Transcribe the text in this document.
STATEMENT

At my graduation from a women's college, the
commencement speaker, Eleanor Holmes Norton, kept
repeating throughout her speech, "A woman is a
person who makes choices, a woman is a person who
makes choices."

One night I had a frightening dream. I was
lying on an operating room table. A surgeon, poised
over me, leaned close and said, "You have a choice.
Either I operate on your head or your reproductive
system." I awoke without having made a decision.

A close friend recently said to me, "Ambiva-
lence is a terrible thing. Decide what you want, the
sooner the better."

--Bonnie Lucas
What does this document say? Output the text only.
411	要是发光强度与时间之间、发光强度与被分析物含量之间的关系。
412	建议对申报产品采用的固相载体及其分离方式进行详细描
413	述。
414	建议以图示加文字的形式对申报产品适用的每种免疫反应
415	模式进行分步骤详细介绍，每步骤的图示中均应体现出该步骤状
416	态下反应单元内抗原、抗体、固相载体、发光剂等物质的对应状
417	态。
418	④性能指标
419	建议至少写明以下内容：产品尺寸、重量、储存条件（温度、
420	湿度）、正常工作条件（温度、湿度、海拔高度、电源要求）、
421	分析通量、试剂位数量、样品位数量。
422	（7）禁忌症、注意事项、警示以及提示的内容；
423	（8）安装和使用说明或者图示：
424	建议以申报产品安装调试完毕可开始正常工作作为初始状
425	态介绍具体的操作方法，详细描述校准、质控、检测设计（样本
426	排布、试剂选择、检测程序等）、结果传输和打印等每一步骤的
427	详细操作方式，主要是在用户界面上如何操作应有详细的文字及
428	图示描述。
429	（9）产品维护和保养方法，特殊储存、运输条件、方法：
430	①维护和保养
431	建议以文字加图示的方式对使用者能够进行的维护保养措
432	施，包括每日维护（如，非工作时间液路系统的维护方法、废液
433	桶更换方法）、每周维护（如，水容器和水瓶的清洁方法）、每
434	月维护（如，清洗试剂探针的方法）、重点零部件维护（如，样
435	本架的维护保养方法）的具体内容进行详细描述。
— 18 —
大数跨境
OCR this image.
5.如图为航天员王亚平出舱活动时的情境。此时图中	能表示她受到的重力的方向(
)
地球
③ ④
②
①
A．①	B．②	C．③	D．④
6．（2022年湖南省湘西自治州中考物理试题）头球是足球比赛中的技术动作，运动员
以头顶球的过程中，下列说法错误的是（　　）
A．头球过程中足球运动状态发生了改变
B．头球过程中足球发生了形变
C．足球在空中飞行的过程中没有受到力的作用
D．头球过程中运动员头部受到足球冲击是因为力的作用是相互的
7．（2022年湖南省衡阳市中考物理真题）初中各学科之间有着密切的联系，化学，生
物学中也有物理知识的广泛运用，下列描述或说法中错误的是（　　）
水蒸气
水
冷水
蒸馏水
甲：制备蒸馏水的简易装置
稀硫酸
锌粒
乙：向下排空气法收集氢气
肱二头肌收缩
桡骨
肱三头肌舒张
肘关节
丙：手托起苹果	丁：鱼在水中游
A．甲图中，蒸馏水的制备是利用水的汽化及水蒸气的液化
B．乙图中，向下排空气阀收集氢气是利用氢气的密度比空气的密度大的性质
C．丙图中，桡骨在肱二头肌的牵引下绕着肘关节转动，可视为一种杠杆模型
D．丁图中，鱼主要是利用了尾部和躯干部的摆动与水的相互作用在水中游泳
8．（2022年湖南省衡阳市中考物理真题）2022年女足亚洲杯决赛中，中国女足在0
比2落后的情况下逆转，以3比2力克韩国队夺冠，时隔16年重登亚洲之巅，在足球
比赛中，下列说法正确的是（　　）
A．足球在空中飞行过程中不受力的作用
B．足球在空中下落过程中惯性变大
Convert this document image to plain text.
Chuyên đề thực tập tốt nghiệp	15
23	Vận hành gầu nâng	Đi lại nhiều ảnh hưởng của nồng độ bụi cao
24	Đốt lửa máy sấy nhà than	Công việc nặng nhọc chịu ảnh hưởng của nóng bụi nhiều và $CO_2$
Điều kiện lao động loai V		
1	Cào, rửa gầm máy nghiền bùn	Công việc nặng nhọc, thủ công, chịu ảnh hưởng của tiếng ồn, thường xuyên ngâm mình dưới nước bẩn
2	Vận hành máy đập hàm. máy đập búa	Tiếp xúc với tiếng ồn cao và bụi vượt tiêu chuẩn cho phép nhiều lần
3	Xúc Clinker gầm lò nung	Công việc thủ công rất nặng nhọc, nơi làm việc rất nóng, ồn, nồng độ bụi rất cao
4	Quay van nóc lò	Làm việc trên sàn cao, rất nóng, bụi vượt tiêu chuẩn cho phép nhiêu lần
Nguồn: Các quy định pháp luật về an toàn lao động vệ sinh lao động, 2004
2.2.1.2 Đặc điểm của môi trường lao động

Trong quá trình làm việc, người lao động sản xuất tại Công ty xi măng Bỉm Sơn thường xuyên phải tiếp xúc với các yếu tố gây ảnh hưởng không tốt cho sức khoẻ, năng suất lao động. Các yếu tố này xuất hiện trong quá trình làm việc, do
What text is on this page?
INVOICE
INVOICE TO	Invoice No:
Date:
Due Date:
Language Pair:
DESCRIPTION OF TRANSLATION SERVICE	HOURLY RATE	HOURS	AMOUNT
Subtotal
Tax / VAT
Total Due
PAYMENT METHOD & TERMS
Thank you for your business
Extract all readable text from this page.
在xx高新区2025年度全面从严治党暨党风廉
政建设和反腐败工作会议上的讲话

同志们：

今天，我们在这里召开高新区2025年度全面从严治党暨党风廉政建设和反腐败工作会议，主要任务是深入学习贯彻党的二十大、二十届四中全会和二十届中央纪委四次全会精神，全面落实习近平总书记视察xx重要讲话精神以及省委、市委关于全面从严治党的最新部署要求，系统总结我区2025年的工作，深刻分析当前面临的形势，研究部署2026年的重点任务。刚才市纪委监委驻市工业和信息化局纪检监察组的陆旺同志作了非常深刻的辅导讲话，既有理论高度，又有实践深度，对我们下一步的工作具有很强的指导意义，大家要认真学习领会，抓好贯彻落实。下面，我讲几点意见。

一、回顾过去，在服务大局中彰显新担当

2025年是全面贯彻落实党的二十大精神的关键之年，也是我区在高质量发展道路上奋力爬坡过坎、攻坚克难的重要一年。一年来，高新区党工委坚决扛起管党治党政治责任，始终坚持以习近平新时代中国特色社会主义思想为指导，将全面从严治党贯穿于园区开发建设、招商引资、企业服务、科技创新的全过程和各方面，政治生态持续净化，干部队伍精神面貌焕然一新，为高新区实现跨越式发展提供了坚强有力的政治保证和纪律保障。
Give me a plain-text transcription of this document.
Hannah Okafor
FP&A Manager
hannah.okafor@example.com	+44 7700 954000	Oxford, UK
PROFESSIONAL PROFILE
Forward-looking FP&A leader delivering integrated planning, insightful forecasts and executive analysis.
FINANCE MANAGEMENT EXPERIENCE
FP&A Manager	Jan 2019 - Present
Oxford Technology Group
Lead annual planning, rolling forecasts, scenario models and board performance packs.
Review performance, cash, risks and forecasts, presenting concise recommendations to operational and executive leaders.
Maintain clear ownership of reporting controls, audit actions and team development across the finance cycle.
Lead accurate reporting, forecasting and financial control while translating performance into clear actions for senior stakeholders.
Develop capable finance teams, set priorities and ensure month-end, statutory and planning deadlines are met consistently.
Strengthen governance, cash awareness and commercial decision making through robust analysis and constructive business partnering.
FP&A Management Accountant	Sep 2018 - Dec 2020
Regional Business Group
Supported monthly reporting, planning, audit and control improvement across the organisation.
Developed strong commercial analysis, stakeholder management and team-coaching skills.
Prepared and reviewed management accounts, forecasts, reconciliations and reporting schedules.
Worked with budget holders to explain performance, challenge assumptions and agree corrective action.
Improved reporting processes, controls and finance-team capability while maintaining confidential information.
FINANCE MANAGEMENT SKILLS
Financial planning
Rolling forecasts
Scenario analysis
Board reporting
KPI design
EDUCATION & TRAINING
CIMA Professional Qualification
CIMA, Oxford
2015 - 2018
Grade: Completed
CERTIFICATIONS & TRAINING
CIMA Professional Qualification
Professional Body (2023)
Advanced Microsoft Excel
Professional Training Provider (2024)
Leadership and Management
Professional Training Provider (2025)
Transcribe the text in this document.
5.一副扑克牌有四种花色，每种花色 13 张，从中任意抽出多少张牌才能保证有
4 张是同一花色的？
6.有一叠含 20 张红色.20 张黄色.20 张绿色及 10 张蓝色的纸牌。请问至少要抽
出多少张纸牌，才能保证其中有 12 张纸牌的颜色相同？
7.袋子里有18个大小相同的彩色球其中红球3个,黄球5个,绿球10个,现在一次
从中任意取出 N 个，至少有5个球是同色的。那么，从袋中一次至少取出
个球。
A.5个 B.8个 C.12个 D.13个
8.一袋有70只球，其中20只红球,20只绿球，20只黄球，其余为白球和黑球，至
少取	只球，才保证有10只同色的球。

▶ WHAT IS REQUIRED: Copy every line of the listing that contains the word "forecasts".

▶ TASK ANSWER:
Forward-looking FP&A leader delivering integrated planning, insightful forecasts and executive analysis.
Lead annual planning, rolling forecasts, scenario models and board performance packs.
Review performance, cash, risks and forecasts, presenting concise recommendations to operational and executive leaders.
Prepared and reviewed management accounts, forecasts, reconciliations and reporting schedules.
Rolling forecasts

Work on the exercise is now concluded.